Collect all lines below with the string "Date".
------ Records supplied
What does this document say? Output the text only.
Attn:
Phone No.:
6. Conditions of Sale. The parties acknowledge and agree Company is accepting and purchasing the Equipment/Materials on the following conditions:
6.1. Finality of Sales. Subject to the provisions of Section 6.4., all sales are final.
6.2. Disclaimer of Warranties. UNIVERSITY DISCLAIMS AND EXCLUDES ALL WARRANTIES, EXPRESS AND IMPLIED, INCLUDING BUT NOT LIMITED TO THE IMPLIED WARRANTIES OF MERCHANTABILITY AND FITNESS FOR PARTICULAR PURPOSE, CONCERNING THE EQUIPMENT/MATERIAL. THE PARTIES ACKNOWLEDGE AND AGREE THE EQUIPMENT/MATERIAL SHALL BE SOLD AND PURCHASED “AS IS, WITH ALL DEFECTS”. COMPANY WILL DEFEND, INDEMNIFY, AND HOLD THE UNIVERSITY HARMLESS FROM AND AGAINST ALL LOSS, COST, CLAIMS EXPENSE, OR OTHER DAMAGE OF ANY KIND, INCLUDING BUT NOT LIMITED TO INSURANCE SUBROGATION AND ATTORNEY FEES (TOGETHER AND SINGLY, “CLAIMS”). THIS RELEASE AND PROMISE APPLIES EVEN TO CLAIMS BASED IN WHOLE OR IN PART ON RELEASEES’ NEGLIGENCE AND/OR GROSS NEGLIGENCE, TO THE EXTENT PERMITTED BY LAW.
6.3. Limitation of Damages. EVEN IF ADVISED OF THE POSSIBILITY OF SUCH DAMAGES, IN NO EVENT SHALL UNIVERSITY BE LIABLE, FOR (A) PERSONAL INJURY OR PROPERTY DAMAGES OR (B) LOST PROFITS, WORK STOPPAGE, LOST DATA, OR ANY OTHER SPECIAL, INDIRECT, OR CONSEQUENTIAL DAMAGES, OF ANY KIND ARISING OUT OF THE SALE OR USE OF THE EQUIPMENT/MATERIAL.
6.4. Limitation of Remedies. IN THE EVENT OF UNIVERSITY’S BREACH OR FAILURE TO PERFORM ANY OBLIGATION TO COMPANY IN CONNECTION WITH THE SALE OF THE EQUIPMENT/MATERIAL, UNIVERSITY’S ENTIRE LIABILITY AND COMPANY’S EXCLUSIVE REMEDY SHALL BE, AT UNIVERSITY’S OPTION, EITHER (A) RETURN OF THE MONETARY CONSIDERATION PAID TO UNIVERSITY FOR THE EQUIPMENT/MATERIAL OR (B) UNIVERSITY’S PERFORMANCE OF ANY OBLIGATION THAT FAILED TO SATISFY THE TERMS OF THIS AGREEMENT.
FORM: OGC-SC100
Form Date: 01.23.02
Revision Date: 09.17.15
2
------------
*Solution to this problem*.
Form Date: 01.23.02
Revision Date: 09.17.15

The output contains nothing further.